* Exercise objective
Look for "dosaku" in each line of the entries, and return the matching lines.

Recorded data:
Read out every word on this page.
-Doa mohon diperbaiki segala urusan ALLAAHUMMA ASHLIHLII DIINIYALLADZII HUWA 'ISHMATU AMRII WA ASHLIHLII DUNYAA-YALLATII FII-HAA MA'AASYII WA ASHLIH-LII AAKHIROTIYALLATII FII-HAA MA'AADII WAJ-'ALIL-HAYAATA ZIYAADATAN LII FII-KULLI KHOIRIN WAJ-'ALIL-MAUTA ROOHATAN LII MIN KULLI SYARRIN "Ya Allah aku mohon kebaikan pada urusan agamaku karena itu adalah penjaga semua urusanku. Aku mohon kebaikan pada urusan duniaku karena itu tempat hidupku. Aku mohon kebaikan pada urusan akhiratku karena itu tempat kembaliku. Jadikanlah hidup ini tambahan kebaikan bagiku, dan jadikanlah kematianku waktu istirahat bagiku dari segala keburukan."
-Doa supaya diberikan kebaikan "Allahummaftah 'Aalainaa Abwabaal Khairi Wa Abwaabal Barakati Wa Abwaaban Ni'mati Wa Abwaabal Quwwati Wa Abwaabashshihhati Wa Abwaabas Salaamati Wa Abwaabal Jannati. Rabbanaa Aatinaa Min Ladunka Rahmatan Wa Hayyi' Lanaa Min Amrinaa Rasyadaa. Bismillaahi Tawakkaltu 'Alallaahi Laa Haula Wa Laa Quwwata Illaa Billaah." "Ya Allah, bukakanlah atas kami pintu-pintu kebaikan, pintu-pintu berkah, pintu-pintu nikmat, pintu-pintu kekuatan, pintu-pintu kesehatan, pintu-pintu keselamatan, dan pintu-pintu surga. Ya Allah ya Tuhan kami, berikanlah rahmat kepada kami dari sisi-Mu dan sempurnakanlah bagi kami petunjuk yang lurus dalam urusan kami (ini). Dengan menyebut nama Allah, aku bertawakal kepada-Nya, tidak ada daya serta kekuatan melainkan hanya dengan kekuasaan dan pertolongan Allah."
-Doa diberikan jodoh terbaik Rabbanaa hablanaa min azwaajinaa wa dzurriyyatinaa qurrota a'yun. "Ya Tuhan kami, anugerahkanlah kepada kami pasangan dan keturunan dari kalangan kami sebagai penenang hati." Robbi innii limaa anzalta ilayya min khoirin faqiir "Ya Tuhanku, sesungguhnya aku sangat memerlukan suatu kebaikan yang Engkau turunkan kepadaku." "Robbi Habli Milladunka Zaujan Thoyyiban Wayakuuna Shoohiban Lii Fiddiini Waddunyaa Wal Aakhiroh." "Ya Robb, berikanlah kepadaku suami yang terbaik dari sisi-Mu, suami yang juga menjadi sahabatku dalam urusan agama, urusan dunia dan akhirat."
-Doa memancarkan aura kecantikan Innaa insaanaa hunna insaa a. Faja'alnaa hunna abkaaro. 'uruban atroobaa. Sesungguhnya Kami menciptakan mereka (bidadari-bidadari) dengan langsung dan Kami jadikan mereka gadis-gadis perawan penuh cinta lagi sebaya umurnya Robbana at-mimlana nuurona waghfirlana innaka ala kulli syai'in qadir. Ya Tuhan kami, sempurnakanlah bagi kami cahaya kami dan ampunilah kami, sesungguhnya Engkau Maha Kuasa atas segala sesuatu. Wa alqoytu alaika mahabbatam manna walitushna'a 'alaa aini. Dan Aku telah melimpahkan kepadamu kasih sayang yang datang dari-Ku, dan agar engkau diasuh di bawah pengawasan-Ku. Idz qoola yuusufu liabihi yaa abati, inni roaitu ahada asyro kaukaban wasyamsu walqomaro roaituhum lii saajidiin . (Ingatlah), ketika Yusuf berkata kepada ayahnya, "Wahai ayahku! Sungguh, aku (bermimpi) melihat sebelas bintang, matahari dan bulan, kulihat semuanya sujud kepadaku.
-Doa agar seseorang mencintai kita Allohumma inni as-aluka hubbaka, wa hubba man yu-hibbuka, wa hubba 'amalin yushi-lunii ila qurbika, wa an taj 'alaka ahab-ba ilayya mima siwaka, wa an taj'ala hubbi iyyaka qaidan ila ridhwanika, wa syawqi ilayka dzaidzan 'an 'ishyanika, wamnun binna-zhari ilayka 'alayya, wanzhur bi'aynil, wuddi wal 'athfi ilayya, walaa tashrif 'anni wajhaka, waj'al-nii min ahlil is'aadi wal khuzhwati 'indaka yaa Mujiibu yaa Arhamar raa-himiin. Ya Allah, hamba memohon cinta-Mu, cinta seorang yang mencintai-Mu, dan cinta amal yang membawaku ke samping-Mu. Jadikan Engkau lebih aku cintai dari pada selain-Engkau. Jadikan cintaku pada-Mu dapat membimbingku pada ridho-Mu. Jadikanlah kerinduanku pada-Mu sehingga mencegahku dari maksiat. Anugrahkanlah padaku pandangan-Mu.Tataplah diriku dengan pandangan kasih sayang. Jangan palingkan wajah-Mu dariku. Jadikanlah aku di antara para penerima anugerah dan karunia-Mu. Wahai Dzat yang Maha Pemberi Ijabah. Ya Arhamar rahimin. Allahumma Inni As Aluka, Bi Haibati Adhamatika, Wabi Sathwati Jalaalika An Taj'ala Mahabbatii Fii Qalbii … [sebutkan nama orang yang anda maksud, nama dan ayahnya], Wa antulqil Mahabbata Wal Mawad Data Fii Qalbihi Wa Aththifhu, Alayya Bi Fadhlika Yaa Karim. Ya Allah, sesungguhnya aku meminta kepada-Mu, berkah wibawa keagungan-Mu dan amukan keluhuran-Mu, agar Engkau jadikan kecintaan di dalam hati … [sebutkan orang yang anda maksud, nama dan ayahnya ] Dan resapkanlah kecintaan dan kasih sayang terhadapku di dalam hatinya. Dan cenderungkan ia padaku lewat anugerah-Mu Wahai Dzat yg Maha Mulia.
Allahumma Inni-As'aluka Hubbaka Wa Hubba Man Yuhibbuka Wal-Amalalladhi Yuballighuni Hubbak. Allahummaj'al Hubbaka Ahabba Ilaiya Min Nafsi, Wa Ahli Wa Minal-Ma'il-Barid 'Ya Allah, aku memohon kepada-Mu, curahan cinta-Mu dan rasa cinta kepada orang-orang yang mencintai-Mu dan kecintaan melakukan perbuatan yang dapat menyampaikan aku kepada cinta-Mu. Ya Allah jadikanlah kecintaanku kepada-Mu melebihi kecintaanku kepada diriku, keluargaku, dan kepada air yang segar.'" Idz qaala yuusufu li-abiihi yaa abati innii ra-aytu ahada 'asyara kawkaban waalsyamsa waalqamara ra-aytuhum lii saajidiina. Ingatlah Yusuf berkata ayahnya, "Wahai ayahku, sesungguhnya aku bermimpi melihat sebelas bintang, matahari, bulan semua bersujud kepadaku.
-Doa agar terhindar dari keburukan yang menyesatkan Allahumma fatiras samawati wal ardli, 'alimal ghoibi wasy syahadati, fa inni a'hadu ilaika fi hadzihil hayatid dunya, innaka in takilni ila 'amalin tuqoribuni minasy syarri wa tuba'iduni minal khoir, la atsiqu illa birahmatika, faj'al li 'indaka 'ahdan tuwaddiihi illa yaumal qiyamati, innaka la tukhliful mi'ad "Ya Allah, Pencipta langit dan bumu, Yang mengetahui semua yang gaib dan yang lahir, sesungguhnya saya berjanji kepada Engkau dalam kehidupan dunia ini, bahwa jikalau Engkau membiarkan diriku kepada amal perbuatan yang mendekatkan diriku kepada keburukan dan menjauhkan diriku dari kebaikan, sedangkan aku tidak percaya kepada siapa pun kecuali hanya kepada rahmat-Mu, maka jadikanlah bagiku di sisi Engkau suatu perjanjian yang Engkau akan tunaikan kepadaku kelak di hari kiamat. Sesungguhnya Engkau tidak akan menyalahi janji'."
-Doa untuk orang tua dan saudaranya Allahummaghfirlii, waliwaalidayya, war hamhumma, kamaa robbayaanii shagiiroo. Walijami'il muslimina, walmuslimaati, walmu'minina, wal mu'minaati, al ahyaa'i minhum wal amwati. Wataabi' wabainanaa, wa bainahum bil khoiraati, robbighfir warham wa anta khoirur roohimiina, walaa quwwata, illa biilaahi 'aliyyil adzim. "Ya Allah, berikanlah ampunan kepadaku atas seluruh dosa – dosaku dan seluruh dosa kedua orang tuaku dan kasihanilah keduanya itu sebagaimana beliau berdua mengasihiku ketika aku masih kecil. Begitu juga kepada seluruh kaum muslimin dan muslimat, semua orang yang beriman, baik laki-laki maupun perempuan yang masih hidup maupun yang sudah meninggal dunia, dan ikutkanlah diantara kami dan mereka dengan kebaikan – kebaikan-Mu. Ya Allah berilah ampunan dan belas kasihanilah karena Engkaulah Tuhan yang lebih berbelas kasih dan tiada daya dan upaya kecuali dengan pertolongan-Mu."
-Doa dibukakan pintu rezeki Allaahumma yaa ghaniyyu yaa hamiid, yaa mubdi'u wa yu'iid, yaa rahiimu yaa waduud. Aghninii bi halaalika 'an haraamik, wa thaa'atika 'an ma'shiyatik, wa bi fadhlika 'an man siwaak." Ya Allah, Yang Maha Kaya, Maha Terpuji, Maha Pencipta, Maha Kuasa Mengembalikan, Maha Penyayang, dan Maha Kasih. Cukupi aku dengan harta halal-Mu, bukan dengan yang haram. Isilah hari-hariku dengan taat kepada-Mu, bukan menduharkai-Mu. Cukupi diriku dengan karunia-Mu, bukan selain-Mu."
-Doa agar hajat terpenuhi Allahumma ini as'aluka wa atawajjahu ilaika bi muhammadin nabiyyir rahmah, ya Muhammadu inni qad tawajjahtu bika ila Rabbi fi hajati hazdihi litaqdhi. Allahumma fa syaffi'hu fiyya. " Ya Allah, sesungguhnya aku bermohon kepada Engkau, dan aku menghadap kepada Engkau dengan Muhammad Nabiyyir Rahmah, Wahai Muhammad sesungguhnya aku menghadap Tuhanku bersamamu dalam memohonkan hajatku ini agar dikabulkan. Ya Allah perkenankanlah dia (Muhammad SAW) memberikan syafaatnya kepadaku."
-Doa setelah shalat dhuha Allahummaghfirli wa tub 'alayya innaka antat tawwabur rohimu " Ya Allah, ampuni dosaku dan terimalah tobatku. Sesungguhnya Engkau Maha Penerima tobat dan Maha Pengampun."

* Exercise solution
-Doa untuk orang tua dan saudaranya Allahummaghfirlii, waliwaalidayya, war hamhumma, kamaa robbayaanii shagiiroo. Walijami'il muslimina, walmuslimaati, walmu'minina, wal mu'minaati, al ahyaa'i minhum wal amwati. Wataabi' wabainanaa, wa bainahum bil khoiraati, robbighfir warham wa anta khoirur roohimiina, walaa quwwata, illa biilaahi 'aliyyil adzim. "Ya Allah, berikanlah ampunan kepadaku atas seluruh dosa – dosaku dan seluruh dosa kedua orang tuaku dan kasihanilah keduanya itu sebagaimana beliau berdua mengasihiku ketika aku masih kecil. Begitu juga kepada seluruh kaum muslimin dan muslimat, semua orang yang beriman, baik laki-laki maupun perempuan yang masih hidup maupun yang sudah meninggal dunia, dan ikutkanlah diantara kami dan mereka dengan kebaikan – kebaikan-Mu. Ya Allah berilah ampunan dan belas kasihanilah karena Engkaulah Tuhan yang lebih berbelas kasih dan tiada daya dan upaya kecuali dengan pertolongan-Mu."
-Doa setelah shalat dhuha Allahummaghfirli wa tub 'alayya innaka antat tawwabur rohimu " Ya Allah, ampuni dosaku dan terimalah tobatku. Sesungguhnya Engkau Maha Penerima tobat dan Maha Pengampun."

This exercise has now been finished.